- [PROBLEM TO WORK ON]: Turn the lines in the records that start at the line containing "tab-label: USDCAD,Daily: [351, 745, 428, 757]" and end after the line containing "price-axis-label: 1.35230: [1522, 353, 1559, 365]" into a Markdown table. Use two columns, Row and Entry: Row holds a running number and Entry holds the line, with blank lines left out.

☆ ☆ ☆ ☆

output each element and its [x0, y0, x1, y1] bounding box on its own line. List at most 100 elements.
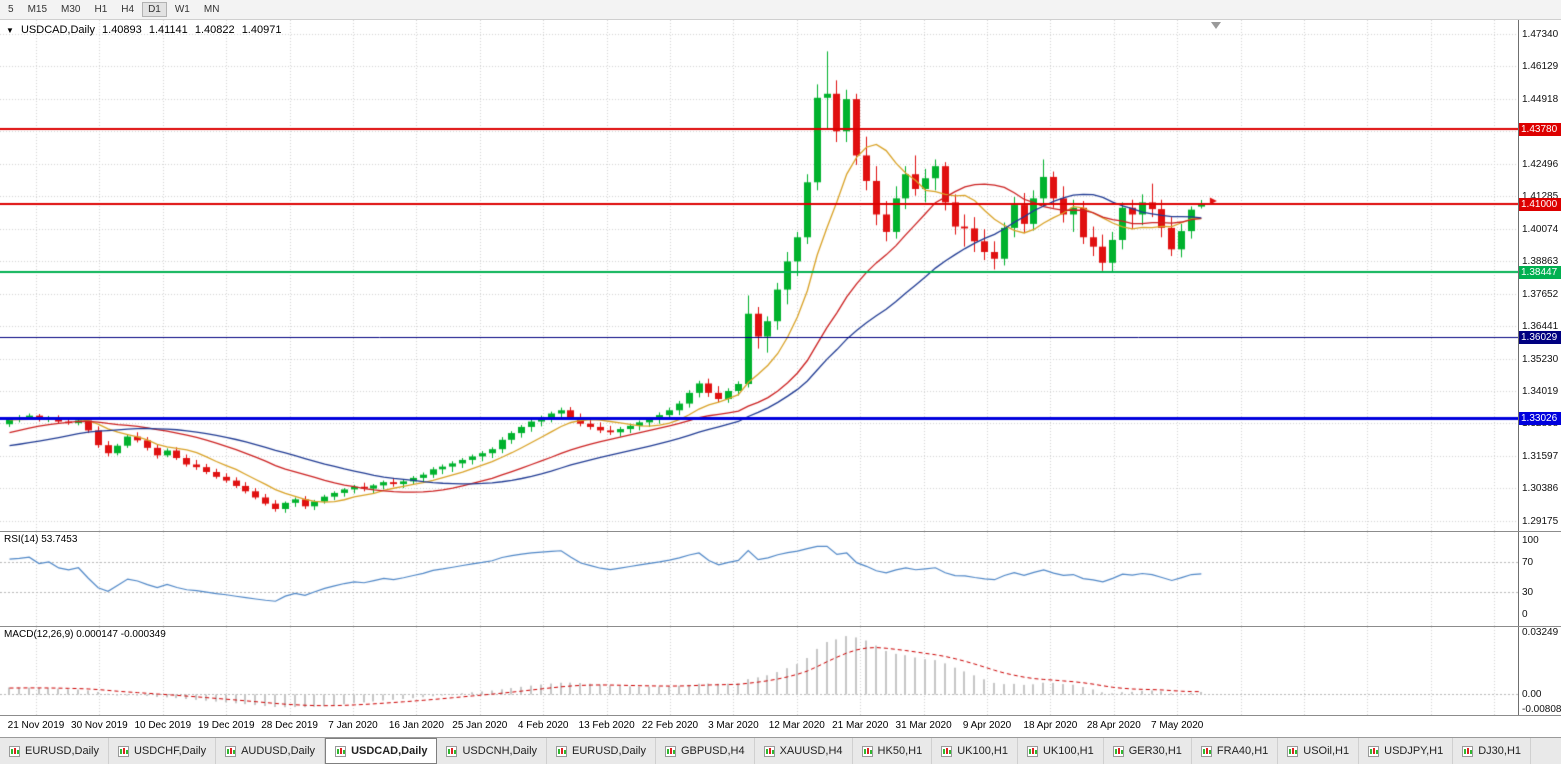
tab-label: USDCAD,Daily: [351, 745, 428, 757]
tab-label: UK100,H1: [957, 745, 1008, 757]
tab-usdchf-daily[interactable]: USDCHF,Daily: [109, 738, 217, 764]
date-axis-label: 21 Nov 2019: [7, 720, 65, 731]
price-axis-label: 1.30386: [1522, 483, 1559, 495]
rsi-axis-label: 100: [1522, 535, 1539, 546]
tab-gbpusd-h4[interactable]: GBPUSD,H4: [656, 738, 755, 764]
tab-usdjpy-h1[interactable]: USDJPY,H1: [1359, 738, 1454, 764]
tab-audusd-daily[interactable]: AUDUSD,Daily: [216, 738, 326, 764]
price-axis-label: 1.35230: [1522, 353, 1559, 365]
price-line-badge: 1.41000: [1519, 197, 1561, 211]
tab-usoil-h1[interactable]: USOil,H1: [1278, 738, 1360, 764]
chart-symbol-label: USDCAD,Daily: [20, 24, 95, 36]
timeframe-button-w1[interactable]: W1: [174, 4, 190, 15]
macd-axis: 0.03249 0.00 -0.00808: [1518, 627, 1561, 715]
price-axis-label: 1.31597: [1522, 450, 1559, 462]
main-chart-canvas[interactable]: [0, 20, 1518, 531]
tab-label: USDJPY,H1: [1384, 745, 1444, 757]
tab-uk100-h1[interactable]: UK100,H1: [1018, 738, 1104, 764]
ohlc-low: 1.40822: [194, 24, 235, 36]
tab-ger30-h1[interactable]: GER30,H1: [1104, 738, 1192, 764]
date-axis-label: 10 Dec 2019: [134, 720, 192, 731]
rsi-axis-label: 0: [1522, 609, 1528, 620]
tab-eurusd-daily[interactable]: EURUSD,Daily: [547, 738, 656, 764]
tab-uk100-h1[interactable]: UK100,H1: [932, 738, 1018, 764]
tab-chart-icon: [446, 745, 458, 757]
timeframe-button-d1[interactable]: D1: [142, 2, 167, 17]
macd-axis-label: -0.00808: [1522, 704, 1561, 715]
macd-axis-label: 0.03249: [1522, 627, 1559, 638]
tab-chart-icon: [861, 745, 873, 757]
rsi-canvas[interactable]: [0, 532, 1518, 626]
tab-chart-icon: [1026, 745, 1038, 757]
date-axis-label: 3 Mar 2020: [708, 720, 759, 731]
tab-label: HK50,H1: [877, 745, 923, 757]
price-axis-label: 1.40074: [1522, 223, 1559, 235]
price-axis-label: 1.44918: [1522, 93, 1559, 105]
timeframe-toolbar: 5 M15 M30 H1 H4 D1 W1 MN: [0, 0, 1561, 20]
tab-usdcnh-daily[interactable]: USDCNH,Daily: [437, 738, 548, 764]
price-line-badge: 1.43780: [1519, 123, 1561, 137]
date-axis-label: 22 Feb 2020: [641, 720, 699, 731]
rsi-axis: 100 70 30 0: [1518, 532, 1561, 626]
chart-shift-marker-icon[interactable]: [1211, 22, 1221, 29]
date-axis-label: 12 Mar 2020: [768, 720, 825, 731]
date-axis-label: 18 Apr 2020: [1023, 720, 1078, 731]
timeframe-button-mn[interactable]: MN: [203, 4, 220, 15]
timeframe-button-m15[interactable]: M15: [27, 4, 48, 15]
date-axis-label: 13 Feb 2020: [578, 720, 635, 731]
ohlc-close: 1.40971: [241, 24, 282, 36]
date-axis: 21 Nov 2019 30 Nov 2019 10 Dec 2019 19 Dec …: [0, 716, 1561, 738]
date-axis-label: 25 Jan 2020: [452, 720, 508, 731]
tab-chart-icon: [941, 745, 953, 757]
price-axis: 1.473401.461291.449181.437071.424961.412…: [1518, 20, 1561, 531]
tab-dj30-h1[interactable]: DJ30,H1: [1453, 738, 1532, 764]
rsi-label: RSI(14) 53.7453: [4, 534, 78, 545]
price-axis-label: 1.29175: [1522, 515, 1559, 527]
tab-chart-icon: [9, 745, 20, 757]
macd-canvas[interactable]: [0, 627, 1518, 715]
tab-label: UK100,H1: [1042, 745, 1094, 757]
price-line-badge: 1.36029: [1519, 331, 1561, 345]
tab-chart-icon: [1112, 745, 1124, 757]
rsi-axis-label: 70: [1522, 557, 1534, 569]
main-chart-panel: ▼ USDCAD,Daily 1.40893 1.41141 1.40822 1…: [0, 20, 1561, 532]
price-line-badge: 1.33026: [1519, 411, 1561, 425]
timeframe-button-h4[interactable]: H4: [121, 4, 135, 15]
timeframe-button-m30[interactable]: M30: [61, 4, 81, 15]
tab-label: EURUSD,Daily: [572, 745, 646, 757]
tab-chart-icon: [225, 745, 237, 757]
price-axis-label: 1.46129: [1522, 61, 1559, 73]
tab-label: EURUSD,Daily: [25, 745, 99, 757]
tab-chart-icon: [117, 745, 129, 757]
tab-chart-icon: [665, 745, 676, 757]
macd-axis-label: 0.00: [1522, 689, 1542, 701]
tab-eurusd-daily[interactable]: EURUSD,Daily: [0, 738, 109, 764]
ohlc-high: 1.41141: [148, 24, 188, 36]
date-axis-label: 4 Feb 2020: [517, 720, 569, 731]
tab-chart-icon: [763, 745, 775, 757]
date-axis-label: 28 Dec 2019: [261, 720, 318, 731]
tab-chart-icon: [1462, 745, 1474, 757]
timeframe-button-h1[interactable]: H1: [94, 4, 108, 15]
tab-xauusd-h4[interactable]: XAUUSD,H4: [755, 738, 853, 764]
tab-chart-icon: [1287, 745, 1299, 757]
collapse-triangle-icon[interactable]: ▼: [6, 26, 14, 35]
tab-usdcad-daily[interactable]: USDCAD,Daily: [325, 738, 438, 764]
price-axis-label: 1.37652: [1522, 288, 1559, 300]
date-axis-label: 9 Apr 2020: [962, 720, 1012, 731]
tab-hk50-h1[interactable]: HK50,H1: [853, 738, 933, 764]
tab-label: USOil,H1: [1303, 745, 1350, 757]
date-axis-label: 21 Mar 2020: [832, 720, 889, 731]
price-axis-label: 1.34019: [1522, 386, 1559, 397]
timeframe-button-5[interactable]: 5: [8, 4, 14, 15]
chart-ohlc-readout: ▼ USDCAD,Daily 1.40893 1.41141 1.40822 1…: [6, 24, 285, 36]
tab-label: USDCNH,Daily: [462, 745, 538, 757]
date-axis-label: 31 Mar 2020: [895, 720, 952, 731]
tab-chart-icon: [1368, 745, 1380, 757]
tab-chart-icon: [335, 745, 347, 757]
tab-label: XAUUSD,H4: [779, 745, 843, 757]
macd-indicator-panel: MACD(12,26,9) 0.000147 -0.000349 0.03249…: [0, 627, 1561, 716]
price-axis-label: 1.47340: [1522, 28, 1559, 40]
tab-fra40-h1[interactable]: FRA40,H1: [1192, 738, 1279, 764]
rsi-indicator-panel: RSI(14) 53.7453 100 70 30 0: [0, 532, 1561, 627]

☆ ☆ ☆ ☆

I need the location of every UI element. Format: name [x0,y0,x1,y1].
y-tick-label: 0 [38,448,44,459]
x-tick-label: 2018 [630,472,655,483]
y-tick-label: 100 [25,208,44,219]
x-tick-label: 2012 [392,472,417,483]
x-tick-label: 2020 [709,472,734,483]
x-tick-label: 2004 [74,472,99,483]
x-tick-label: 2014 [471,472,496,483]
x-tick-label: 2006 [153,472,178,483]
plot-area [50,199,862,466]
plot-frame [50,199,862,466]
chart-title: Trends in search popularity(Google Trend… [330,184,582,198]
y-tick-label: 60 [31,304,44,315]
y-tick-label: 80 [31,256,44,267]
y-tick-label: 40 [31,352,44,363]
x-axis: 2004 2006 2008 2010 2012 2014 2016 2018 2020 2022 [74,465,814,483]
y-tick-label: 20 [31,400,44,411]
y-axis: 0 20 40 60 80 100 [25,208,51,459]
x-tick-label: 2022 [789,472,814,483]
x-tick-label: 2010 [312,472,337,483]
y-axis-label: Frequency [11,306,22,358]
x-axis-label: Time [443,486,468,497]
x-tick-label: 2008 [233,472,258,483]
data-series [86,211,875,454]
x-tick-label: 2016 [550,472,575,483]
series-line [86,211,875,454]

☆ ☆ ☆ ☆

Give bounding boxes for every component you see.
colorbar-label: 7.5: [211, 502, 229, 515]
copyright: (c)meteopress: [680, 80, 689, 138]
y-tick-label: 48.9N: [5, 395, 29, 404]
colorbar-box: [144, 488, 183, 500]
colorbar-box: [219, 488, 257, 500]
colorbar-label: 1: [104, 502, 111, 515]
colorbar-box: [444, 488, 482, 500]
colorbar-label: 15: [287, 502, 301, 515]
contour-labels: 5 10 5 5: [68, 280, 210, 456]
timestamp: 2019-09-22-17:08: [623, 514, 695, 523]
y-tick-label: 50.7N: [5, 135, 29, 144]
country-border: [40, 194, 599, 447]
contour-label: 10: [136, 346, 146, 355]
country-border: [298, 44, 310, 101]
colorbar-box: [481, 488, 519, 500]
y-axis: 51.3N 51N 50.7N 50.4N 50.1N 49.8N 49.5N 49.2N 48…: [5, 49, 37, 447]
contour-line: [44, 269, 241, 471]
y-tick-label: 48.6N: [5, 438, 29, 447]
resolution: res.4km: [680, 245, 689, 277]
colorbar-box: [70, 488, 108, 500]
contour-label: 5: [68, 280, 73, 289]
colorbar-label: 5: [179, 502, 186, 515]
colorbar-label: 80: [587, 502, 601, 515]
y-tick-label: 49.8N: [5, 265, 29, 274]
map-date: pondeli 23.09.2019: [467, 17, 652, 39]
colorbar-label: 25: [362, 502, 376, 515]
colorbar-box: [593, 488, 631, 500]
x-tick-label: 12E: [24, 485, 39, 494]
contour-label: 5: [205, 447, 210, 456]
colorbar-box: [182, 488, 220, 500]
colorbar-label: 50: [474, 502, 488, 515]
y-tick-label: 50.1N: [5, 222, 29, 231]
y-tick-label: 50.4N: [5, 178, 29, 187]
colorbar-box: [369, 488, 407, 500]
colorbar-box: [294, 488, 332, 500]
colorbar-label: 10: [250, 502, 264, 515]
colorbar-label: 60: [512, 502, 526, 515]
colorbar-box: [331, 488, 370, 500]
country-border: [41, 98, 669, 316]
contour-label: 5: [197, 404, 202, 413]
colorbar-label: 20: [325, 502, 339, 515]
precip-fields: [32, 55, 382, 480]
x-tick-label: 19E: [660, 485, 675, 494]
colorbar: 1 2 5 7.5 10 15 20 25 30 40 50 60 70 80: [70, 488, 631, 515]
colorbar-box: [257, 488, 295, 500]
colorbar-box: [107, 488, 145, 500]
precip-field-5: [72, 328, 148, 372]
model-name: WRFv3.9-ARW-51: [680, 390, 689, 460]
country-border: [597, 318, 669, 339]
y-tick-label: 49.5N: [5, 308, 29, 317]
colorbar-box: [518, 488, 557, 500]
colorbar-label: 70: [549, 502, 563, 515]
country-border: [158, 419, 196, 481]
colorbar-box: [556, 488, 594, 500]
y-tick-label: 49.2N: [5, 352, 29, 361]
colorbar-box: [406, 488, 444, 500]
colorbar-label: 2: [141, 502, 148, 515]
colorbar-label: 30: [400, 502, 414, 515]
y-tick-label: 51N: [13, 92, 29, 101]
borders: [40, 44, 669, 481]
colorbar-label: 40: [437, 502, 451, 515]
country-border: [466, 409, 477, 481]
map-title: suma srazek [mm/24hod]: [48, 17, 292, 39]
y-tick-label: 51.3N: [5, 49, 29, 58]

☆ ☆ ☆ ☆

- [ANSWER IN FULL]:
| Row | Entry |
|---|---|
| 1 | tab-label: USDCAD,Daily: [351, 745, 428, 757] |
| 2 | tab-label: UK100,H1: [957, 745, 1008, 757] |
| 3 | tab-usdchf-daily[interactable]: USDCHF,Daily: [109, 738, 217, 764] |
| 4 | date-axis-label: 21 Nov 2019: [7, 720, 65, 731] |
| 5 | price-axis-label: 1.30386: [1522, 483, 1559, 495] |
| 6 | rsi-axis-label: 100: [1522, 535, 1539, 546] |
| 7 | tab-gbpusd-h4[interactable]: GBPUSD,H4: [656, 738, 755, 764] |
| 8 | tab-usdjpy-h1[interactable]: USDJPY,H1: [1359, 738, 1454, 764] |
| 9 | tab-audusd-daily[interactable]: AUDUSD,Daily: [216, 738, 326, 764] |
| 10 | price-axis-label: 1.35230: [1522, 353, 1559, 365] |